===== Data records =====
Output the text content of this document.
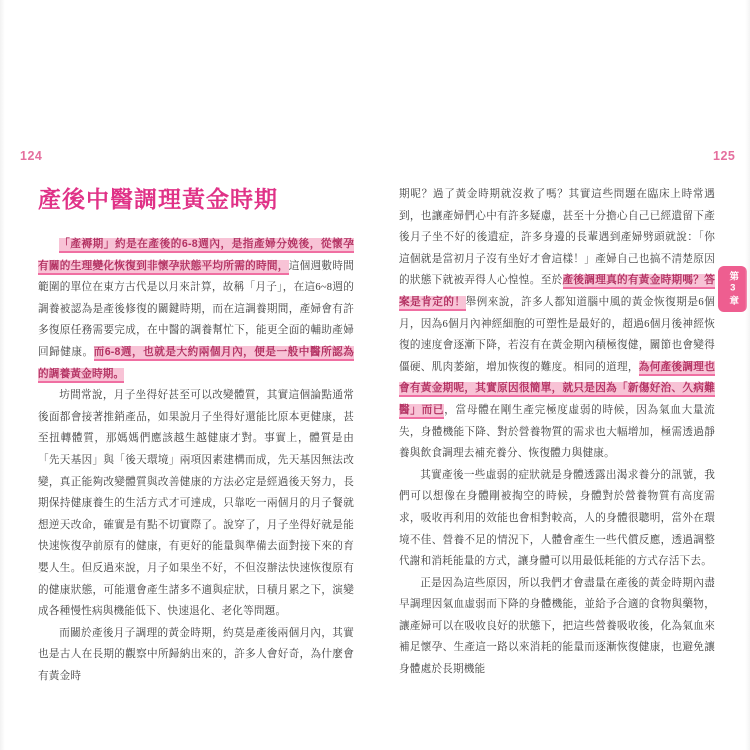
124
產後中醫調理黃金時期

「產褥期」約是在產後的6-8週內，是指產婦分娩後，從懷孕有關的生理變化恢復到非懷孕狀態平均所需的時間，這個週數時間範圍的單位在東方古代是以月來計算，故稱「月子」，在這6~8週的調養被認為是產後修復的關鍵時期，而在這調養期間，產婦會有許多復原任務需要完成，在中醫的調養幫忙下，能更全面的輔助產婦回歸健康。而6-8週，也就是大約兩個月內，便是一般中醫所認為的調養黃金時期。

坊間常說，月子坐得好甚至可以改變體質，其實這個論點通常後面都會接著推銷產品，如果說月子坐得好還能比原本更健康，甚至扭轉體質，那媽媽們應該越生越健康才對。事實上，體質是由「先天基因」與「後天環境」兩項因素建構而成，先天基因無法改變，真正能夠改變體質與改善健康的方法必定是經過後天努力，長期保持健康養生的生活方式才可達成，只靠吃一兩個月的月子餐就想逆天改命，確實是有點不切實際了。說穿了，月子坐得好就是能快速恢復孕前原有的健康，有更好的能量與準備去面對接下來的育嬰人生。但反過來說，月子如果坐不好，不但沒辦法快速恢復原有的健康狀態，可能還會產生諸多不適與症狀，日積月累之下，演變成各種慢性病與機能低下、快速退化、老化等問題。

而關於產後月子調理的黃金時期，約莫是產後兩個月內，其實也是古人在長期的觀察中所歸納出來的，許多人會好奇，為什麼會有黃金時

125

期呢？過了黃金時期就沒救了嗎？其實這些問題在臨床上時常遇到，也讓產婦們心中有許多疑慮，甚至十分擔心自己已經遺留下產後月子坐不好的後遺症，許多身邊的長輩遇到產婦劈頭就說：「你這個就是當初月子沒有坐好才會這樣！」產婦自己也搞不清楚原因的狀態下就被弄得人心惶惶。至於產後調理真的有黃金時期嗎？答案是肯定的！舉例來說，許多人都知道腦中風的黃金恢復期是6個月，因為6個月內神經細胞的可塑性是最好的，超過6個月後神經恢復的速度會逐漸下降，若沒有在黃金期內積極復健，關節也會變得僵硬、肌肉萎縮，增加恢復的難度。相同的道理，為何產後調理也會有黃金期呢，其實原因很簡單，就只是因為「新傷好治、久病難醫」而已，當母體在剛生產完極度虛弱的時候，因為氣血大量流失，身體機能下降、對於營養物質的需求也大幅增加，極需透過靜養與飲食調理去補充養分、恢復體力與健康。

其實產後一些虛弱的症狀就是身體透露出渴求養分的訊號，我們可以想像在身體剛被掏空的時候，身體對於營養物質有高度需求，吸收再利用的效能也會相對較高，人的身體很聰明，當外在環境不佳、營養不足的情況下，人體會產生一些代償反應，透過調整代謝和消耗能量的方式，讓身體可以用最低耗能的方式存活下去。

正是因為這些原因，所以我們才會盡量在產後的黃金時期內盡早調理因氣血虛弱而下降的身體機能，並給予合適的食物與藥物，讓產婦可以在吸收良好的狀態下，把這些營養吸收後，化為氣血來補足懷孕、生產這一路以來消耗的能量而逐漸恢復健康，也避免讓身體處於長期機能

第3章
=====
Direction.
The entries above are to be returned exactly, without their pictures.

Output of the exercise.
Output the text content of this document.
124
產後中醫調理黃金時期

「產褥期」約是在產後的6-8週內，是指產婦分娩後，從懷孕有關的生理變化恢復到非懷孕狀態平均所需的時間，這個週數時間範圍的單位在東方古代是以月來計算，故稱「月子」，在這6~8週的調養被認為是產後修復的關鍵時期，而在這調養期間，產婦會有許多復原任務需要完成，在中醫的調養幫忙下，能更全面的輔助產婦回歸健康。而6-8週，也就是大約兩個月內，便是一般中醫所認為的調養黃金時期。

坊間常說，月子坐得好甚至可以改變體質，其實這個論點通常後面都會接著推銷產品，如果說月子坐得好還能比原本更健康，甚至扭轉體質，那媽媽們應該越生越健康才對。事實上，體質是由「先天基因」與「後天環境」兩項因素建構而成，先天基因無法改變，真正能夠改變體質與改善健康的方法必定是經過後天努力，長期保持健康養生的生活方式才可達成，只靠吃一兩個月的月子餐就想逆天改命，確實是有點不切實際了。說穿了，月子坐得好就是能快速恢復孕前原有的健康，有更好的能量與準備去面對接下來的育嬰人生。但反過來說，月子如果坐不好，不但沒辦法快速恢復原有的健康狀態，可能還會產生諸多不適與症狀，日積月累之下，演變成各種慢性病與機能低下、快速退化、老化等問題。

而關於產後月子調理的黃金時期，約莫是產後兩個月內，其實也是古人在長期的觀察中所歸納出來的，許多人會好奇，為什麼會有黃金時

125

期呢？過了黃金時期就沒救了嗎？其實這些問題在臨床上時常遇到，也讓產婦們心中有許多疑慮，甚至十分擔心自己已經遺留下產後月子坐不好的後遺症，許多身邊的長輩遇到產婦劈頭就說：「你這個就是當初月子沒有坐好才會這樣！」產婦自己也搞不清楚原因的狀態下就被弄得人心惶惶。至於產後調理真的有黃金時期嗎？答案是肯定的！舉例來說，許多人都知道腦中風的黃金恢復期是6個月，因為6個月內神經細胞的可塑性是最好的，超過6個月後神經恢復的速度會逐漸下降，若沒有在黃金期內積極復健，關節也會變得僵硬、肌肉萎縮，增加恢復的難度。相同的道理，為何產後調理也會有黃金期呢，其實原因很簡單，就只是因為「新傷好治、久病難醫」而已，當母體在剛生產完極度虛弱的時候，因為氣血大量流失，身體機能下降、對於營養物質的需求也大幅增加，極需透過靜養與飲食調理去補充養分、恢復體力與健康。

其實產後一些虛弱的症狀就是身體透露出渴求養分的訊號，我們可以想像在身體剛被掏空的時候，身體對於營養物質有高度需求，吸收再利用的效能也會相對較高，人的身體很聰明，當外在環境不佳、營養不足的情況下，人體會產生一些代償反應，透過調整代謝和消耗能量的方式，讓身體可以用最低耗能的方式存活下去。

正是因為這些原因，所以我們才會盡量在產後的黃金時期內盡早調理因氣血虛弱而下降的身體機能，並給予合適的食物與藥物，讓產婦可以在吸收良好的狀態下，把這些營養吸收後，化為氣血來補足懷孕、生產這一路以來消耗的能量而逐漸恢復健康，也避免讓身體處於長期機能

第3章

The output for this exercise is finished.